▸ **Exercise brief**: Output all entries verbatim. Skip pictures.

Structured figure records
▽

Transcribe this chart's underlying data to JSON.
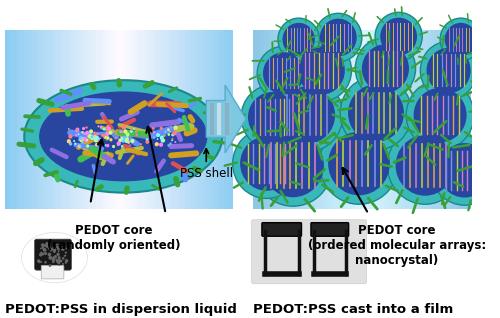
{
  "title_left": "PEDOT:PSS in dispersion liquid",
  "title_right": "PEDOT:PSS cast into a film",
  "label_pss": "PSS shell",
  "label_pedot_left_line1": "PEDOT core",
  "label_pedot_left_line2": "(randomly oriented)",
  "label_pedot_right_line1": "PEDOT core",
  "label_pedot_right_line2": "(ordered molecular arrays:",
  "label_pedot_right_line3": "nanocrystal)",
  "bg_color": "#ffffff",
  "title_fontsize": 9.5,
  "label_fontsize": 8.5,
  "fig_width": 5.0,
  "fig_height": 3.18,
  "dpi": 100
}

△

▸ **Response to the exercise**:
Transcribe this chart's underlying data to JSON.
{
  "title_left": "PEDOT:PSS in dispersion liquid",
  "title_right": "PEDOT:PSS cast into a film",
  "label_pss": "PSS shell",
  "label_pedot_left_line1": "PEDOT core",
  "label_pedot_left_line2": "(randomly oriented)",
  "label_pedot_right_line1": "PEDOT core",
  "label_pedot_right_line2": "(ordered molecular arrays:",
  "label_pedot_right_line3": "nanocrystal)",
  "bg_color": "#ffffff",
  "title_fontsize": 9.5,
  "label_fontsize": 8.5,
  "fig_width": 5.0,
  "fig_height": 3.18,
  "dpi": 100
}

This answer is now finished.